"""
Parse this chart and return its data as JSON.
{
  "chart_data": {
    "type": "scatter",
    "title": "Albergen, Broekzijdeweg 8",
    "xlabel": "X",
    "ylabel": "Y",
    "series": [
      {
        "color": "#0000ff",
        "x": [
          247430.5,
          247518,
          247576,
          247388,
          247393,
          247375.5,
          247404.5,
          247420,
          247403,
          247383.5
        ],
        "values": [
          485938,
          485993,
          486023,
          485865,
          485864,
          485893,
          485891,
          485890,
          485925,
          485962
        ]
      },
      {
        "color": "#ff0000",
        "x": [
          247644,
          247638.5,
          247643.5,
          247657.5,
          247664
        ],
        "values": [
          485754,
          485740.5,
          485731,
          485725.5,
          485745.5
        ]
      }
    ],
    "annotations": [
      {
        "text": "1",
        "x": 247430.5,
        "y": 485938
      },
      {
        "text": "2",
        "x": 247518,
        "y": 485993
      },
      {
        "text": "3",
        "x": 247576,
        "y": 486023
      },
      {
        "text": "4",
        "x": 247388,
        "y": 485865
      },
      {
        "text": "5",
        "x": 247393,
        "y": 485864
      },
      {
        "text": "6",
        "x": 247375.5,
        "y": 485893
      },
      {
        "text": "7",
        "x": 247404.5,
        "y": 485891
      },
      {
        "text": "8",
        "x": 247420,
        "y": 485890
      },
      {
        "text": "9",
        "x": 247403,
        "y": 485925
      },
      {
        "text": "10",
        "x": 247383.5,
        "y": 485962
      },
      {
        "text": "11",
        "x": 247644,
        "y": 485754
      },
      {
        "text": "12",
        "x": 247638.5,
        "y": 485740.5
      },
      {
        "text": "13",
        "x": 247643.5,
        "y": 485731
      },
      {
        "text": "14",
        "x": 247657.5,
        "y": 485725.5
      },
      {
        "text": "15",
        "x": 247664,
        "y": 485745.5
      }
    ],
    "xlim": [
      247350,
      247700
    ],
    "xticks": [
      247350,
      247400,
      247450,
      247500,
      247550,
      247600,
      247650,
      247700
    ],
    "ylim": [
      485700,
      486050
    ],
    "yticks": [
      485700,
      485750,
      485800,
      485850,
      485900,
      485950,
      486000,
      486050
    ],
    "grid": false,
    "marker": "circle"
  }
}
"""
• **Exercise instructions**: Write the listing out again, exactly as it reads.

• **Written response**:
Parse this chart and return its data as JSON.
{
  "chart_data": {
    "type": "scatter",
    "title": "Albergen, Broekzijdeweg 8",
    "xlabel": "X",
    "ylabel": "Y",
    "series": [
      {
        "color": "#0000ff",
        "x": [
          247430.5,
          247518,
          247576,
          247388,
          247393,
          247375.5,
          247404.5,
          247420,
          247403,
          247383.5
        ],
        "values": [
          485938,
          485993,
          486023,
          485865,
          485864,
          485893,
          485891,
          485890,
          485925,
          485962
        ]
      },
      {
        "color": "#ff0000",
        "x": [
          247644,
          247638.5,
          247643.5,
          247657.5,
          247664
        ],
        "values": [
          485754,
          485740.5,
          485731,
          485725.5,
          485745.5
        ]
      }
    ],
    "annotations": [
      {
        "text": "1",
        "x": 247430.5,
        "y": 485938
      },
      {
        "text": "2",
        "x": 247518,
        "y": 485993
      },
      {
        "text": "3",
        "x": 247576,
        "y": 486023
      },
      {
        "text": "4",
        "x": 247388,
        "y": 485865
      },
      {
        "text": "5",
        "x": 247393,
        "y": 485864
      },
      {
        "text": "6",
        "x": 247375.5,
        "y": 485893
      },
      {
        "text": "7",
        "x": 247404.5,
        "y": 485891
      },
      {
        "text": "8",
        "x": 247420,
        "y": 485890
      },
      {
        "text": "9",
        "x": 247403,
        "y": 485925
      },
      {
        "text": "10",
        "x": 247383.5,
        "y": 485962
      },
      {
        "text": "11",
        "x": 247644,
        "y": 485754
      },
      {
        "text": "12",
        "x": 247638.5,
        "y": 485740.5
      },
      {
        "text": "13",
        "x": 247643.5,
        "y": 485731
      },
      {
        "text": "14",
        "x": 247657.5,
        "y": 485725.5
      },
      {
        "text": "15",
        "x": 247664,
        "y": 485745.5
      }
    ],
    "xlim": [
      247350,
      247700
    ],
    "xticks": [
      247350,
      247400,
      247450,
      247500,
      247550,
      247600,
      247650,
      247700
    ],
    "ylim": [
      485700,
      486050
    ],
    "yticks": [
      485700,
      485750,
      485800,
      485850,
      485900,
      485950,
      486000,
      486050
    ],
    "grid": false,
    "marker": "circle"
  }
}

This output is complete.